>> start RECORDS FOR PROCESSING

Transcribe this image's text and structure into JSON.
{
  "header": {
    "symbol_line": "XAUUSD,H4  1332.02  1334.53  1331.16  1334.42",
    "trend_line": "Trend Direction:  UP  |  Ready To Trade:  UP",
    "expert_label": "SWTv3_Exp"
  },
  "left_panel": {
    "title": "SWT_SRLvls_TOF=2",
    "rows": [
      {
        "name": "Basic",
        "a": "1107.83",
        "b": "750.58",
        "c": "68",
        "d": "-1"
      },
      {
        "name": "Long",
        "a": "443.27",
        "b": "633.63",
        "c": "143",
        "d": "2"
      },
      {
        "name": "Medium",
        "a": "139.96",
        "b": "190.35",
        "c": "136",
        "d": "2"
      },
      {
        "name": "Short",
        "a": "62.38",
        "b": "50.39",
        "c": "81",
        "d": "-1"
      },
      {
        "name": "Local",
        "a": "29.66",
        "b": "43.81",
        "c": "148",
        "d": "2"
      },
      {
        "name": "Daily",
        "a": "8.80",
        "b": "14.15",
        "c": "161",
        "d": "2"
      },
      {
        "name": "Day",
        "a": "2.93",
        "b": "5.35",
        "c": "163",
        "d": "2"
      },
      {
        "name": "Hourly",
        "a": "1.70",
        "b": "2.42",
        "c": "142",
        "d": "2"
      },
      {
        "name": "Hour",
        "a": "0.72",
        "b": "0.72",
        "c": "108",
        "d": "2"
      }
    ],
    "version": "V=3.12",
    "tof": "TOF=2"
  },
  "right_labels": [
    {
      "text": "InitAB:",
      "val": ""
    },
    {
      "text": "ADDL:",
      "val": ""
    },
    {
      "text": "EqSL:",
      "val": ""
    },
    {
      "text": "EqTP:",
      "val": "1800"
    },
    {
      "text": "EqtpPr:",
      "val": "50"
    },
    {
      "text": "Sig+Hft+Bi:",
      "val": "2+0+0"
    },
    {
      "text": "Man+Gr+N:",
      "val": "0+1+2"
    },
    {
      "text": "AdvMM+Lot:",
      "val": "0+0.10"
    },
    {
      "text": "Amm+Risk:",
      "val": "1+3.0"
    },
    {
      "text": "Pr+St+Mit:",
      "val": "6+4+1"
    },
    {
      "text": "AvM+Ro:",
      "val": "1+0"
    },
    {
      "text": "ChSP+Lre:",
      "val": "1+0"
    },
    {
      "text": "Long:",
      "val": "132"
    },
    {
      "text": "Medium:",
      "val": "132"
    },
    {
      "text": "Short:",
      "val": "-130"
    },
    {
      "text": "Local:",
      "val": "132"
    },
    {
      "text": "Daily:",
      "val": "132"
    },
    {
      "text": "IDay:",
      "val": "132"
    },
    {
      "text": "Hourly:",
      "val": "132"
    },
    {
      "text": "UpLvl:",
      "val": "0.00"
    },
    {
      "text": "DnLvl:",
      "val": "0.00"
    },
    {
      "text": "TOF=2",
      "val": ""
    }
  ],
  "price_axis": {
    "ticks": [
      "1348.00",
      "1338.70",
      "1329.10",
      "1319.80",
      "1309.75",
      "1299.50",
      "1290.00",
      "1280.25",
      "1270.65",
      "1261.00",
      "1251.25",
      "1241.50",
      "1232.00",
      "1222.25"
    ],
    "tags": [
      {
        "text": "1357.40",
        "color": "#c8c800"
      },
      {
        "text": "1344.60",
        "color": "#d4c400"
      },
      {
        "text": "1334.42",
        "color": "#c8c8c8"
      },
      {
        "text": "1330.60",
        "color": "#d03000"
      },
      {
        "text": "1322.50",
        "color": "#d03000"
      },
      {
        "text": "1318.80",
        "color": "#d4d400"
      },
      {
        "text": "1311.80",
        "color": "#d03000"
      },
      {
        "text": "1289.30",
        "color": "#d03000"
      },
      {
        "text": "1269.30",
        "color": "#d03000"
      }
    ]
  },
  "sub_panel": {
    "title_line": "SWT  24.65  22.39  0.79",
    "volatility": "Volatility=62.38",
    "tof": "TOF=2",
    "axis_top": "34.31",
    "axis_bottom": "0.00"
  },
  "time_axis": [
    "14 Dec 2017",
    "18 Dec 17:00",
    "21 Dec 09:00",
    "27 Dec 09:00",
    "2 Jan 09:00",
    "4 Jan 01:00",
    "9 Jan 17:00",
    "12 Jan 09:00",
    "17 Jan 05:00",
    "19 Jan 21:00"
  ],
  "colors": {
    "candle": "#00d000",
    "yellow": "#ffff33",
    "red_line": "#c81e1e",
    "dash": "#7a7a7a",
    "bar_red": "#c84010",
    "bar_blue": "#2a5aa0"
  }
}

>> end RECORDS FOR PROCESSING

▶ PROBLEM DESCRIPTION
Output the data above exactly, please, line for line.

▶ WRITTEN REPLY
Transcribe this image's text and structure into JSON.
{
  "header": {
    "symbol_line": "XAUUSD,H4  1332.02  1334.53  1331.16  1334.42",
    "trend_line": "Trend Direction:  UP  |  Ready To Trade:  UP",
    "expert_label": "SWTv3_Exp"
  },
  "left_panel": {
    "title": "SWT_SRLvls_TOF=2",
    "rows": [
      {
        "name": "Basic",
        "a": "1107.83",
        "b": "750.58",
        "c": "68",
        "d": "-1"
      },
      {
        "name": "Long",
        "a": "443.27",
        "b": "633.63",
        "c": "143",
        "d": "2"
      },
      {
        "name": "Medium",
        "a": "139.96",
        "b": "190.35",
        "c": "136",
        "d": "2"
      },
      {
        "name": "Short",
        "a": "62.38",
        "b": "50.39",
        "c": "81",
        "d": "-1"
      },
      {
        "name": "Local",
        "a": "29.66",
        "b": "43.81",
        "c": "148",
        "d": "2"
      },
      {
        "name": "Daily",
        "a": "8.80",
        "b": "14.15",
        "c": "161",
        "d": "2"
      },
      {
        "name": "Day",
        "a": "2.93",
        "b": "5.35",
        "c": "163",
        "d": "2"
      },
      {
        "name": "Hourly",
        "a": "1.70",
        "b": "2.42",
        "c": "142",
        "d": "2"
      },
      {
        "name": "Hour",
        "a": "0.72",
        "b": "0.72",
        "c": "108",
        "d": "2"
      }
    ],
    "version": "V=3.12",
    "tof": "TOF=2"
  },
  "right_labels": [
    {
      "text": "InitAB:",
      "val": ""
    },
    {
      "text": "ADDL:",
      "val": ""
    },
    {
      "text": "EqSL:",
      "val": ""
    },
    {
      "text": "EqTP:",
      "val": "1800"
    },
    {
      "text": "EqtpPr:",
      "val": "50"
    },
    {
      "text": "Sig+Hft+Bi:",
      "val": "2+0+0"
    },
    {
      "text": "Man+Gr+N:",
      "val": "0+1+2"
    },
    {
      "text": "AdvMM+Lot:",
      "val": "0+0.10"
    },
    {
      "text": "Amm+Risk:",
      "val": "1+3.0"
    },
    {
      "text": "Pr+St+Mit:",
      "val": "6+4+1"
    },
    {
      "text": "AvM+Ro:",
      "val": "1+0"
    },
    {
      "text": "ChSP+Lre:",
      "val": "1+0"
    },
    {
      "text": "Long:",
      "val": "132"
    },
    {
      "text": "Medium:",
      "val": "132"
    },
    {
      "text": "Short:",
      "val": "-130"
    },
    {
      "text": "Local:",
      "val": "132"
    },
    {
      "text": "Daily:",
      "val": "132"
    },
    {
      "text": "IDay:",
      "val": "132"
    },
    {
      "text": "Hourly:",
      "val": "132"
    },
    {
      "text": "UpLvl:",
      "val": "0.00"
    },
    {
      "text": "DnLvl:",
      "val": "0.00"
    },
    {
      "text": "TOF=2",
      "val": ""
    }
  ],
  "price_axis": {
    "ticks": [
      "1348.00",
      "1338.70",
      "1329.10",
      "1319.80",
      "1309.75",
      "1299.50",
      "1290.00",
      "1280.25",
      "1270.65",
      "1261.00",
      "1251.25",
      "1241.50",
      "1232.00",
      "1222.25"
    ],
    "tags": [
      {
        "text": "1357.40",
        "color": "#c8c800"
      },
      {
        "text": "1344.60",
        "color": "#d4c400"
      },
      {
        "text": "1334.42",
        "color": "#c8c8c8"
      },
      {
        "text": "1330.60",
        "color": "#d03000"
      },
      {
        "text": "1322.50",
        "color": "#d03000"
      },
      {
        "text": "1318.80",
        "color": "#d4d400"
      },
      {
        "text": "1311.80",
        "color": "#d03000"
      },
      {
        "text": "1289.30",
        "color": "#d03000"
      },
      {
        "text": "1269.30",
        "color": "#d03000"
      }
    ]
  },
  "sub_panel": {
    "title_line": "SWT  24.65  22.39  0.79",
    "volatility": "Volatility=62.38",
    "tof": "TOF=2",
    "axis_top": "34.31",
    "axis_bottom": "0.00"
  },
  "time_axis": [
    "14 Dec 2017",
    "18 Dec 17:00",
    "21 Dec 09:00",
    "27 Dec 09:00",
    "2 Jan 09:00",
    "4 Jan 01:00",
    "9 Jan 17:00",
    "12 Jan 09:00",
    "17 Jan 05:00",
    "19 Jan 21:00"
  ],
  "colors": {
    "candle": "#00d000",
    "yellow": "#ffff33",
    "red_line": "#c81e1e",
    "dash": "#7a7a7a",
    "bar_red": "#c84010",
    "bar_blue": "#2a5aa0"
  }
}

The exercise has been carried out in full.